━━━━━ Given data ━━━━━

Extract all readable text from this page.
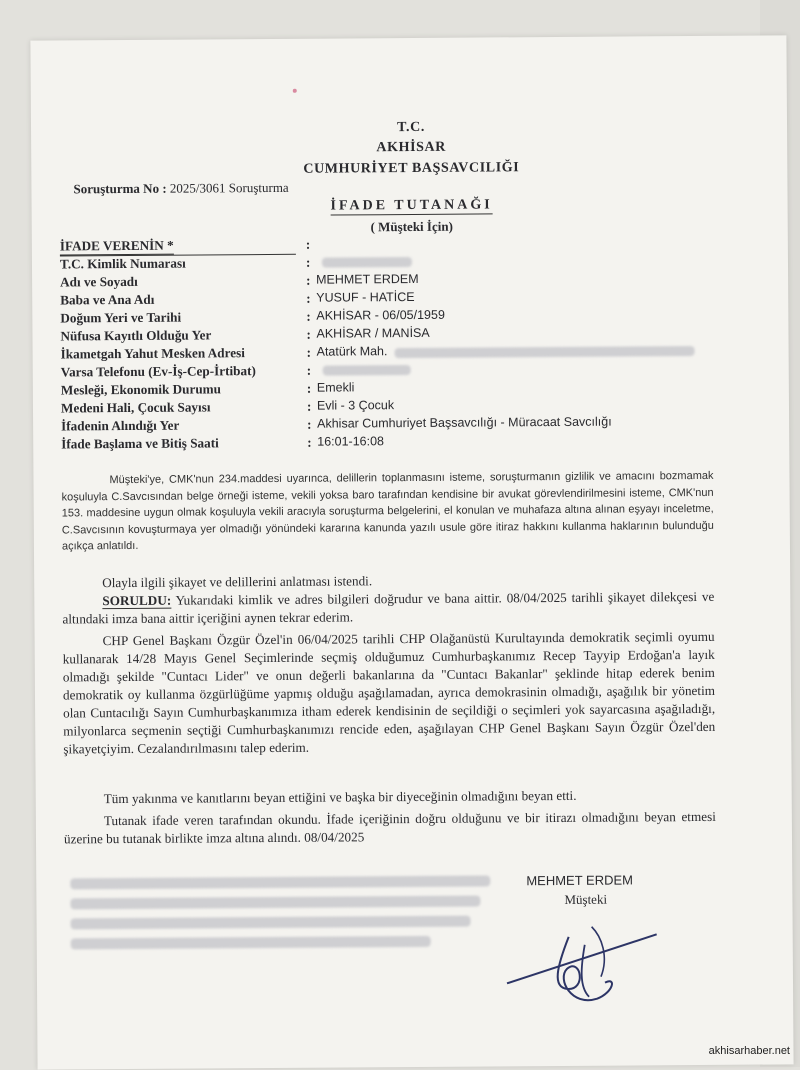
T.C.
AKHİSAR
CUMHURİYET BAŞSAVCILIĞI
Soruşturma No : 2025/3061 Soruşturma
İFADE TUTANAĞI
( Müşteki İçin)
İFADE VERENİN *	:
T.C. Kimlik Numarası	:
Adı ve Soyadı	: MEHMET ERDEM
Baba ve Ana Adı	: YUSUF - HATİCE
Doğum Yeri ve Tarihi	: AKHİSAR - 06/05/1959
Nüfusa Kayıtlı Olduğu Yer	: AKHİSAR / MANİSA
İkametgah Yahut Mesken Adresi	: Atatürk Mah.
Varsa Telefonu (Ev-İş-Cep-İrtibat)	:
Mesleği, Ekonomik Durumu	: Emekli
Medeni Hali, Çocuk Sayısı	: Evli - 3 Çocuk
İfadenin Alındığı Yer	: Akhisar Cumhuriyet Başsavcılığı - Müracaat Savcılığı
İfade Başlama ve Bitiş Saati	: 16:01-16:08
Müşteki'ye, CMK'nun 234.maddesi uyarınca, delillerin toplanmasını isteme, soruşturmanın gizlilik ve amacını bozmamak koşuluyla C.Savcısından belge örneği isteme, vekili yoksa baro tarafından kendisine bir avukat görevlendirilmesini isteme, CMK'nun 153. maddesine uygun olmak koşuluyla vekili aracıyla soruşturma belgelerini, el konulan ve muhafaza altına alınan eşyayı inceletme, C.Savcısının kovuşturmaya yer olmadığı yönündeki kararına kanunda yazılı usule göre itiraz hakkını kullanma haklarının bulunduğu açıkça anlatıldı.
Olayla ilgili şikayet ve delillerini anlatması istendi.
SORULDU: Yukarıdaki kimlik ve adres bilgileri doğrudur ve bana aittir. 08/04/2025 tarihli şikayet dilekçesi ve altındaki imza bana aittir içeriğini aynen tekrar ederim.
CHP Genel Başkanı Özgür Özel'in 06/04/2025 tarihli CHP Olağanüstü Kurultayında demokratik seçimli oyumu kullanarak 14/28 Mayıs Genel Seçimlerinde seçmiş olduğumuz Cumhurbaşkanımız Recep Tayyip Erdoğan'a layık olmadığı şekilde "Cuntacı Lider" ve onun değerli bakanlarına da "Cuntacı Bakanlar" şeklinde hitap ederek benim demokratik oy kullanma özgürlüğüme yapmış olduğu aşağılamadan, ayrıca demokrasinin olmadığı, aşağılık bir yönetim olan Cuntacılığı Sayın Cumhurbaşkanımıza itham ederek kendisinin de seçildiği o seçimleri yok sayarcasına aşağıladığı, milyonlarca seçmenin seçtiği Cumhurbaşkanımızı rencide eden, aşağılayan CHP Genel Başkanı Sayın Özgür Özel'den şikayetçiyim. Cezalandırılmasını talep ederim.
Tüm yakınma ve kanıtlarını beyan ettiğini ve başka bir diyeceğinin olmadığını beyan etti.
Tutanak ifade veren tarafından okundu. İfade içeriğinin doğru olduğunu ve bir itirazı olmadığını beyan etmesi üzerine bu tutanak birlikte imza altına alındı. 08/04/2025
MEHMET ERDEM
Müşteki
akhisarhaber.net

━━━━━

• Exercise brief:
Leave out all pictures, then copy the remaining material exactly.

• Written answer:
Extract all readable text from this page.
T.C.
AKHİSAR
CUMHURİYET BAŞSAVCILIĞI
Soruşturma No : 2025/3061 Soruşturma
İFADE TUTANAĞI
( Müşteki İçin)
İFADE VERENİN *	:
T.C. Kimlik Numarası	:
Adı ve Soyadı	: MEHMET ERDEM
Baba ve Ana Adı	: YUSUF - HATİCE
Doğum Yeri ve Tarihi	: AKHİSAR - 06/05/1959
Nüfusa Kayıtlı Olduğu Yer	: AKHİSAR / MANİSA
İkametgah Yahut Mesken Adresi	: Atatürk Mah.
Varsa Telefonu (Ev-İş-Cep-İrtibat)	:
Mesleği, Ekonomik Durumu	: Emekli
Medeni Hali, Çocuk Sayısı	: Evli - 3 Çocuk
İfadenin Alındığı Yer	: Akhisar Cumhuriyet Başsavcılığı - Müracaat Savcılığı
İfade Başlama ve Bitiş Saati	: 16:01-16:08
Müşteki'ye, CMK'nun 234.maddesi uyarınca, delillerin toplanmasını isteme, soruşturmanın gizlilik ve amacını bozmamak koşuluyla C.Savcısından belge örneği isteme, vekili yoksa baro tarafından kendisine bir avukat görevlendirilmesini isteme, CMK'nun 153. maddesine uygun olmak koşuluyla vekili aracıyla soruşturma belgelerini, el konulan ve muhafaza altına alınan eşyayı inceletme, C.Savcısının kovuşturmaya yer olmadığı yönündeki kararına kanunda yazılı usule göre itiraz hakkını kullanma haklarının bulunduğu açıkça anlatıldı.
Olayla ilgili şikayet ve delillerini anlatması istendi.
SORULDU: Yukarıdaki kimlik ve adres bilgileri doğrudur ve bana aittir. 08/04/2025 tarihli şikayet dilekçesi ve altındaki imza bana aittir içeriğini aynen tekrar ederim.
CHP Genel Başkanı Özgür Özel'in 06/04/2025 tarihli CHP Olağanüstü Kurultayında demokratik seçimli oyumu kullanarak 14/28 Mayıs Genel Seçimlerinde seçmiş olduğumuz Cumhurbaşkanımız Recep Tayyip Erdoğan'a layık olmadığı şekilde "Cuntacı Lider" ve onun değerli bakanlarına da "Cuntacı Bakanlar" şeklinde hitap ederek benim demokratik oy kullanma özgürlüğüme yapmış olduğu aşağılamadan, ayrıca demokrasinin olmadığı, aşağılık bir yönetim olan Cuntacılığı Sayın Cumhurbaşkanımıza itham ederek kendisinin de seçildiği o seçimleri yok sayarcasına aşağıladığı, milyonlarca seçmenin seçtiği Cumhurbaşkanımızı rencide eden, aşağılayan CHP Genel Başkanı Sayın Özgür Özel'den şikayetçiyim. Cezalandırılmasını talep ederim.
Tüm yakınma ve kanıtlarını beyan ettiğini ve başka bir diyeceğinin olmadığını beyan etti.
Tutanak ifade veren tarafından okundu. İfade içeriğinin doğru olduğunu ve bir itirazı olmadığını beyan etmesi üzerine bu tutanak birlikte imza altına alındı. 08/04/2025
MEHMET ERDEM
Müşteki
akhisarhaber.net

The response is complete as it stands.